____ Data in this exercise
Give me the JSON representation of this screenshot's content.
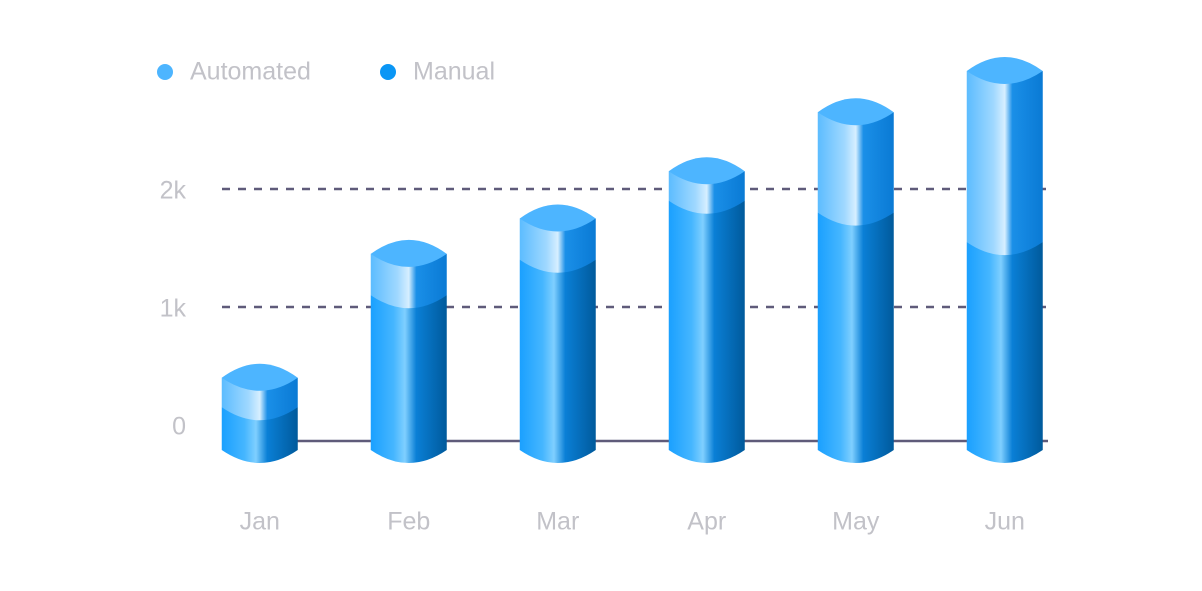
{
  "chart_data": {
    "type": "bar",
    "stacked": true,
    "categories": [
      "Jan",
      "Feb",
      "Mar",
      "Apr",
      "May",
      "Jun"
    ],
    "series": [
      {
        "name": "Automated",
        "color": "#4db5ff",
        "values": [
          250,
          350,
          350,
          250,
          850,
          1450
        ]
      },
      {
        "name": "Manual",
        "color": "#0a96f5",
        "values": [
          150,
          1100,
          1400,
          1900,
          1800,
          1550
        ]
      }
    ],
    "ylim": [
      0,
      3000
    ],
    "yticks": [
      {
        "value": 0,
        "label": "0"
      },
      {
        "value": 1000,
        "label": "1k"
      },
      {
        "value": 2000,
        "label": "2k"
      }
    ],
    "grid": true,
    "legend": "top-left"
  }
}
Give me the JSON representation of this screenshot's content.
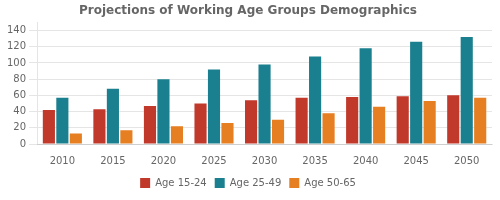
{
  "chart_data": {
    "type": "bar",
    "title": "Projections of Working Age Groups Demographics",
    "categories": [
      "2010",
      "2015",
      "2020",
      "2025",
      "2030",
      "2035",
      "2040",
      "2045",
      "2050"
    ],
    "series": [
      {
        "name": "Age 15-24",
        "color": "#C0392B",
        "values": [
          42,
          43,
          47,
          50,
          54,
          57,
          58,
          59,
          60
        ]
      },
      {
        "name": "Age 25-49",
        "color": "#1A7F8E",
        "values": [
          57,
          68,
          80,
          92,
          98,
          108,
          118,
          126,
          132
        ]
      },
      {
        "name": "Age 50-65",
        "color": "#E67E22",
        "values": [
          13,
          17,
          22,
          26,
          30,
          38,
          46,
          53,
          57
        ]
      }
    ],
    "ylim": [
      0,
      150
    ],
    "yticks": [
      0,
      20,
      40,
      60,
      80,
      100,
      120,
      140
    ],
    "grid": true,
    "legend": "bottom"
  }
}
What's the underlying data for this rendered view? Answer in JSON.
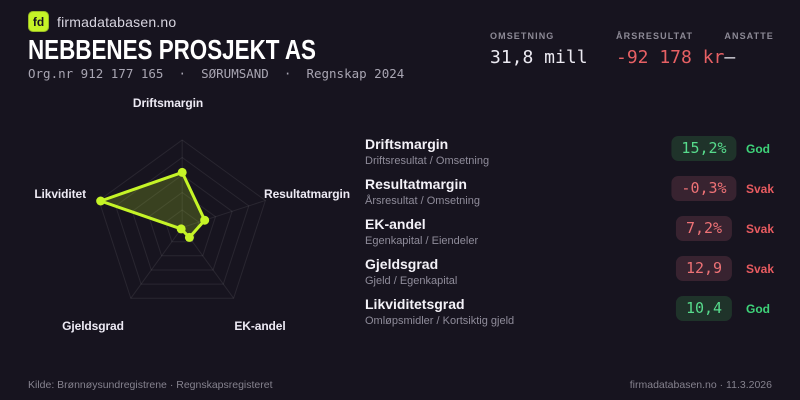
{
  "brand": {
    "logo": "fd",
    "site": "firmadatabasen.no"
  },
  "header": {
    "company": "NEBBENES PROSJEKT AS",
    "meta": "Org.nr 912 177 165  ·  SØRUMSAND  ·  Regnskap 2024"
  },
  "stats": [
    {
      "label": "OMSETNING",
      "value": "31,8 mill",
      "tone": "neutral"
    },
    {
      "label": "ÅRSRESULTAT",
      "value": "-92 178 kr",
      "tone": "negative"
    },
    {
      "label": "ANSATTE",
      "value": "–",
      "tone": "neutral"
    }
  ],
  "chart_data": {
    "type": "radar",
    "axes": [
      "Driftsmargin",
      "Resultatmargin",
      "EK-andel",
      "Gjeldsgrad",
      "Likviditet"
    ],
    "values_fraction": [
      0.63,
      0.27,
      0.14,
      0.02,
      0.98
    ],
    "values_display": [
      "15,2%",
      "-0,3%",
      "7,2%",
      "12,9",
      "10,4"
    ],
    "rings": 5,
    "ring_step_fraction": 0.2,
    "legend": "none",
    "line_color": "#c5f427",
    "fill_color": "rgba(197,244,39,0.20)",
    "grid_color": "rgba(255,255,255,0.08)"
  },
  "metrics": [
    {
      "name": "Driftsmargin",
      "formula": "Driftsresultat / Omsetning",
      "value": "15,2%",
      "rating": "God",
      "tone": "good"
    },
    {
      "name": "Resultatmargin",
      "formula": "Årsresultat / Omsetning",
      "value": "-0,3%",
      "rating": "Svak",
      "tone": "bad"
    },
    {
      "name": "EK-andel",
      "formula": "Egenkapital / Eiendeler",
      "value": "7,2%",
      "rating": "Svak",
      "tone": "bad"
    },
    {
      "name": "Gjeldsgrad",
      "formula": "Gjeld / Egenkapital",
      "value": "12,9",
      "rating": "Svak",
      "tone": "bad"
    },
    {
      "name": "Likviditetsgrad",
      "formula": "Omløpsmidler / Kortsiktig gjeld",
      "value": "10,4",
      "rating": "God",
      "tone": "good"
    }
  ],
  "footer": {
    "source": "Kilde: Brønnøysundregistrene · Regnskapsregisteret",
    "site_date": "firmadatabasen.no · 11.3.2026"
  },
  "colors": {
    "background": "#17141f",
    "accent": "#c5f427",
    "positive": "#3ed379",
    "negative": "#e66064",
    "pill_good_bg": "#1f332a",
    "pill_good_text": "#57db8c",
    "pill_bad_bg": "#382330",
    "pill_bad_text": "#ee7276"
  }
}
________
Exercise description.
Reproduce the data verbatim. Do not carry any picture into the copy.

Output.
Give me the JSON representation of this screenshot's content.
{
  "chart_data": {
    "type": "bar",
    "stacked": true,
    "categories": [
      "Jan",
      "Feb",
      "Mar",
      "Apr",
      "May",
      "Jun"
    ],
    "series": [
      {
        "name": "Automated",
        "color": "#4db5ff",
        "values": [
          250,
          350,
          350,
          250,
          850,
          1450
        ]
      },
      {
        "name": "Manual",
        "color": "#0a96f5",
        "values": [
          150,
          1100,
          1400,
          1900,
          1800,
          1550
        ]
      }
    ],
    "ylim": [
      0,
      3000
    ],
    "yticks": [
      {
        "value": 0,
        "label": "0"
      },
      {
        "value": 1000,
        "label": "1k"
      },
      {
        "value": 2000,
        "label": "2k"
      }
    ],
    "grid": true,
    "legend": "top-left"
  }
}
Give me the JSON representation of this screenshot's content.
{
  "chart_data": {
    "type": "bar",
    "title": "Projections of Working Age Groups Demographics",
    "categories": [
      "2010",
      "2015",
      "2020",
      "2025",
      "2030",
      "2035",
      "2040",
      "2045",
      "2050"
    ],
    "series": [
      {
        "name": "Age 15-24",
        "color": "#C0392B",
        "values": [
          42,
          43,
          47,
          50,
          54,
          57,
          58,
          59,
          60
        ]
      },
      {
        "name": "Age 25-49",
        "color": "#1A7F8E",
        "values": [
          57,
          68,
          80,
          92,
          98,
          108,
          118,
          126,
          132
        ]
      },
      {
        "name": "Age 50-65",
        "color": "#E67E22",
        "values": [
          13,
          17,
          22,
          26,
          30,
          38,
          46,
          53,
          57
        ]
      }
    ],
    "ylim": [
      0,
      150
    ],
    "yticks": [
      0,
      20,
      40,
      60,
      80,
      100,
      120,
      140
    ],
    "grid": true,
    "legend": "bottom"
  }
}
What's the underlying data for this rendered view? Answer in JSON.
{
  "brand": {
    "logo": "fd",
    "site": "firmadatabasen.no"
  },
  "header": {
    "company": "NEBBENES PROSJEKT AS",
    "meta": "Org.nr 912 177 165  ·  SØRUMSAND  ·  Regnskap 2024"
  },
  "stats": [
    {
      "label": "OMSETNING",
      "value": "31,8 mill",
      "tone": "neutral"
    },
    {
      "label": "ÅRSRESULTAT",
      "value": "-92 178 kr",
      "tone": "negative"
    },
    {
      "label": "ANSATTE",
      "value": "–",
      "tone": "neutral"
    }
  ],
  "chart_data": {
    "type": "radar",
    "axes": [
      "Driftsmargin",
      "Resultatmargin",
      "EK-andel",
      "Gjeldsgrad",
      "Likviditet"
    ],
    "values_fraction": [
      0.63,
      0.27,
      0.14,
      0.02,
      0.98
    ],
    "values_display": [
      "15,2%",
      "-0,3%",
      "7,2%",
      "12,9",
      "10,4"
    ],
    "rings": 5,
    "ring_step_fraction": 0.2,
    "legend": "none",
    "line_color": "#c5f427",
    "fill_color": "rgba(197,244,39,0.20)",
    "grid_color": "rgba(255,255,255,0.08)"
  },
  "metrics": [
    {
      "name": "Driftsmargin",
      "formula": "Driftsresultat / Omsetning",
      "value": "15,2%",
      "rating": "God",
      "tone": "good"
    },
    {
      "name": "Resultatmargin",
      "formula": "Årsresultat / Omsetning",
      "value": "-0,3%",
      "rating": "Svak",
      "tone": "bad"
    },
    {
      "name": "EK-andel",
      "formula": "Egenkapital / Eiendeler",
      "value": "7,2%",
      "rating": "Svak",
      "tone": "bad"
    },
    {
      "name": "Gjeldsgrad",
      "formula": "Gjeld / Egenkapital",
      "value": "12,9",
      "rating": "Svak",
      "tone": "bad"
    },
    {
      "name": "Likviditetsgrad",
      "formula": "Omløpsmidler / Kortsiktig gjeld",
      "value": "10,4",
      "rating": "God",
      "tone": "good"
    }
  ],
  "footer": {
    "source": "Kilde: Brønnøysundregistrene · Regnskapsregisteret",
    "site_date": "firmadatabasen.no · 11.3.2026"
  },
  "colors": {
    "background": "#17141f",
    "accent": "#c5f427",
    "positive": "#3ed379",
    "negative": "#e66064",
    "pill_good_bg": "#1f332a",
    "pill_good_text": "#57db8c",
    "pill_bad_bg": "#382330",
    "pill_bad_text": "#ee7276"
  }
}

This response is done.